Short exercise - Reproduce the full listing that appears beneath this instruction exactly.

(Dataset items)
::::

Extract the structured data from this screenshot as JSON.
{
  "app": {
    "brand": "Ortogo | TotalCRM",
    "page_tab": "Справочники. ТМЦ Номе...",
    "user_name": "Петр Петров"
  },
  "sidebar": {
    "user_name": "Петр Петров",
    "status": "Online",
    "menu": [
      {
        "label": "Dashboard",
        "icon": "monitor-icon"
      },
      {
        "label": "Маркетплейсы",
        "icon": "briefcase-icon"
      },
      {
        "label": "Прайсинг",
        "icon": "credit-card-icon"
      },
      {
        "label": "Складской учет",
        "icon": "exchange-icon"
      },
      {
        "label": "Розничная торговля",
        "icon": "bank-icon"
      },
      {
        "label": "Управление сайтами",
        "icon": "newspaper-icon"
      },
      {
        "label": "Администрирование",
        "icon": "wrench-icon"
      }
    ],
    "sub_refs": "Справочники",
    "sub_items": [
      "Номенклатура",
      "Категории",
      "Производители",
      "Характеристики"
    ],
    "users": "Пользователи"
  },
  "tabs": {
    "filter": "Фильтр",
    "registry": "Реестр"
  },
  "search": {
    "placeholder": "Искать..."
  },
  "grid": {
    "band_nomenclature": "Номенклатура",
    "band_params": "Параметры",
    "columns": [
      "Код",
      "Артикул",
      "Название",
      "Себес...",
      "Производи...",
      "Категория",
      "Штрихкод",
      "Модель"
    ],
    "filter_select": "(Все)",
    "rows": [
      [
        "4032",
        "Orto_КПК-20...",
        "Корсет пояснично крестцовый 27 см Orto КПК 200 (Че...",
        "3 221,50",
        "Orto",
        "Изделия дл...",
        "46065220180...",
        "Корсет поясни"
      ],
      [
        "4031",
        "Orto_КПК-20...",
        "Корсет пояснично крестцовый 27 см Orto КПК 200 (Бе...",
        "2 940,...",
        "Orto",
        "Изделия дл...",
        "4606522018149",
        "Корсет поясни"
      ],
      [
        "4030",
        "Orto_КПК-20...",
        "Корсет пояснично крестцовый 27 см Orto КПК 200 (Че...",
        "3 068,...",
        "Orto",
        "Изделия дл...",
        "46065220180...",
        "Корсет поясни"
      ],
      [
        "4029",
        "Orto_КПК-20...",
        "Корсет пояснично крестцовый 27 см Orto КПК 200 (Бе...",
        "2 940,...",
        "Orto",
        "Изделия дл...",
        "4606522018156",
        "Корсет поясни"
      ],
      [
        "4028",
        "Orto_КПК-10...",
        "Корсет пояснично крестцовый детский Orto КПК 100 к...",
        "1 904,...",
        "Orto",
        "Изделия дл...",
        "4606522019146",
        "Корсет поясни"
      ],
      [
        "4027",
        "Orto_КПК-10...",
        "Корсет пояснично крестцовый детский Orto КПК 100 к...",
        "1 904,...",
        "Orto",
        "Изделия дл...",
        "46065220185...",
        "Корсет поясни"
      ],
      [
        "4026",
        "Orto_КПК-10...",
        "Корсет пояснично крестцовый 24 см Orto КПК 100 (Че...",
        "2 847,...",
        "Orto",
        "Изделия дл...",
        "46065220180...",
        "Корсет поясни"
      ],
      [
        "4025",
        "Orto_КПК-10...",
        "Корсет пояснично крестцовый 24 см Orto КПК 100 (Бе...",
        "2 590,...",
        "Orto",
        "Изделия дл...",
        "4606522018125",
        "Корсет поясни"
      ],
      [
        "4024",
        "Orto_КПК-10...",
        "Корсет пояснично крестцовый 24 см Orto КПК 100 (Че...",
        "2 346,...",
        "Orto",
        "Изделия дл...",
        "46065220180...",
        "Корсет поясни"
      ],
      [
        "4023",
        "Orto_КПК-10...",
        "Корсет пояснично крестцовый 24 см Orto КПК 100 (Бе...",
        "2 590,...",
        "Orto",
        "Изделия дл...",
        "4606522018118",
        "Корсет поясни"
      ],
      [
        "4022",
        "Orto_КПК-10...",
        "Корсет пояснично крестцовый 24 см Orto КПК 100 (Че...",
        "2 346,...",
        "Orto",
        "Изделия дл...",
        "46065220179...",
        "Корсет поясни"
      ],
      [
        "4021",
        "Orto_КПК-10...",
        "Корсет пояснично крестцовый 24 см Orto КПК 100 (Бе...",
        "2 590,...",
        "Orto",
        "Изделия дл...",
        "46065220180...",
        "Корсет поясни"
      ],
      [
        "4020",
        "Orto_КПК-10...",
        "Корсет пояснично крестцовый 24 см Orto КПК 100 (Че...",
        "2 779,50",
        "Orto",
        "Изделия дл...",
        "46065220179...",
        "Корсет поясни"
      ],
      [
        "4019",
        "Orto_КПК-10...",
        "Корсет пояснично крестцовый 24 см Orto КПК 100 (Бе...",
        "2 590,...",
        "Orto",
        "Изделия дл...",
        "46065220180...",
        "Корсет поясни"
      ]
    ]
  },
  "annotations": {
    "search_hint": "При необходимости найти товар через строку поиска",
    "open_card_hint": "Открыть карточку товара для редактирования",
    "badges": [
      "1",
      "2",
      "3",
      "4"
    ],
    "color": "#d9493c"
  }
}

::::

Task answer -
Extract the structured data from this screenshot as JSON.
{
  "app": {
    "brand": "Ortogo | TotalCRM",
    "page_tab": "Справочники. ТМЦ Номе...",
    "user_name": "Петр Петров"
  },
  "sidebar": {
    "user_name": "Петр Петров",
    "status": "Online",
    "menu": [
      {
        "label": "Dashboard",
        "icon": "monitor-icon"
      },
      {
        "label": "Маркетплейсы",
        "icon": "briefcase-icon"
      },
      {
        "label": "Прайсинг",
        "icon": "credit-card-icon"
      },
      {
        "label": "Складской учет",
        "icon": "exchange-icon"
      },
      {
        "label": "Розничная торговля",
        "icon": "bank-icon"
      },
      {
        "label": "Управление сайтами",
        "icon": "newspaper-icon"
      },
      {
        "label": "Администрирование",
        "icon": "wrench-icon"
      }
    ],
    "sub_refs": "Справочники",
    "sub_items": [
      "Номенклатура",
      "Категории",
      "Производители",
      "Характеристики"
    ],
    "users": "Пользователи"
  },
  "tabs": {
    "filter": "Фильтр",
    "registry": "Реестр"
  },
  "search": {
    "placeholder": "Искать..."
  },
  "grid": {
    "band_nomenclature": "Номенклатура",
    "band_params": "Параметры",
    "columns": [
      "Код",
      "Артикул",
      "Название",
      "Себес...",
      "Производи...",
      "Категория",
      "Штрихкод",
      "Модель"
    ],
    "filter_select": "(Все)",
    "rows": [
      [
        "4032",
        "Orto_КПК-20...",
        "Корсет пояснично крестцовый 27 см Orto КПК 200 (Че...",
        "3 221,50",
        "Orto",
        "Изделия дл...",
        "46065220180...",
        "Корсет поясни"
      ],
      [
        "4031",
        "Orto_КПК-20...",
        "Корсет пояснично крестцовый 27 см Orto КПК 200 (Бе...",
        "2 940,...",
        "Orto",
        "Изделия дл...",
        "4606522018149",
        "Корсет поясни"
      ],
      [
        "4030",
        "Orto_КПК-20...",
        "Корсет пояснично крестцовый 27 см Orto КПК 200 (Че...",
        "3 068,...",
        "Orto",
        "Изделия дл...",
        "46065220180...",
        "Корсет поясни"
      ],
      [
        "4029",
        "Orto_КПК-20...",
        "Корсет пояснично крестцовый 27 см Orto КПК 200 (Бе...",
        "2 940,...",
        "Orto",
        "Изделия дл...",
        "4606522018156",
        "Корсет поясни"
      ],
      [
        "4028",
        "Orto_КПК-10...",
        "Корсет пояснично крестцовый детский Orto КПК 100 к...",
        "1 904,...",
        "Orto",
        "Изделия дл...",
        "4606522019146",
        "Корсет поясни"
      ],
      [
        "4027",
        "Orto_КПК-10...",
        "Корсет пояснично крестцовый детский Orto КПК 100 к...",
        "1 904,...",
        "Orto",
        "Изделия дл...",
        "46065220185...",
        "Корсет поясни"
      ],
      [
        "4026",
        "Orto_КПК-10...",
        "Корсет пояснично крестцовый 24 см Orto КПК 100 (Че...",
        "2 847,...",
        "Orto",
        "Изделия дл...",
        "46065220180...",
        "Корсет поясни"
      ],
      [
        "4025",
        "Orto_КПК-10...",
        "Корсет пояснично крестцовый 24 см Orto КПК 100 (Бе...",
        "2 590,...",
        "Orto",
        "Изделия дл...",
        "4606522018125",
        "Корсет поясни"
      ],
      [
        "4024",
        "Orto_КПК-10...",
        "Корсет пояснично крестцовый 24 см Orto КПК 100 (Че...",
        "2 346,...",
        "Orto",
        "Изделия дл...",
        "46065220180...",
        "Корсет поясни"
      ],
      [
        "4023",
        "Orto_КПК-10...",
        "Корсет пояснично крестцовый 24 см Orto КПК 100 (Бе...",
        "2 590,...",
        "Orto",
        "Изделия дл...",
        "4606522018118",
        "Корсет поясни"
      ],
      [
        "4022",
        "Orto_КПК-10...",
        "Корсет пояснично крестцовый 24 см Orto КПК 100 (Че...",
        "2 346,...",
        "Orto",
        "Изделия дл...",
        "46065220179...",
        "Корсет поясни"
      ],
      [
        "4021",
        "Orto_КПК-10...",
        "Корсет пояснично крестцовый 24 см Orto КПК 100 (Бе...",
        "2 590,...",
        "Orto",
        "Изделия дл...",
        "46065220180...",
        "Корсет поясни"
      ],
      [
        "4020",
        "Orto_КПК-10...",
        "Корсет пояснично крестцовый 24 см Orto КПК 100 (Че...",
        "2 779,50",
        "Orto",
        "Изделия дл...",
        "46065220179...",
        "Корсет поясни"
      ],
      [
        "4019",
        "Orto_КПК-10...",
        "Корсет пояснично крестцовый 24 см Orto КПК 100 (Бе...",
        "2 590,...",
        "Orto",
        "Изделия дл...",
        "46065220180...",
        "Корсет поясни"
      ]
    ]
  },
  "annotations": {
    "search_hint": "При необходимости найти товар через строку поиска",
    "open_card_hint": "Открыть карточку товара для редактирования",
    "badges": [
      "1",
      "2",
      "3",
      "4"
    ],
    "color": "#d9493c"
  }
}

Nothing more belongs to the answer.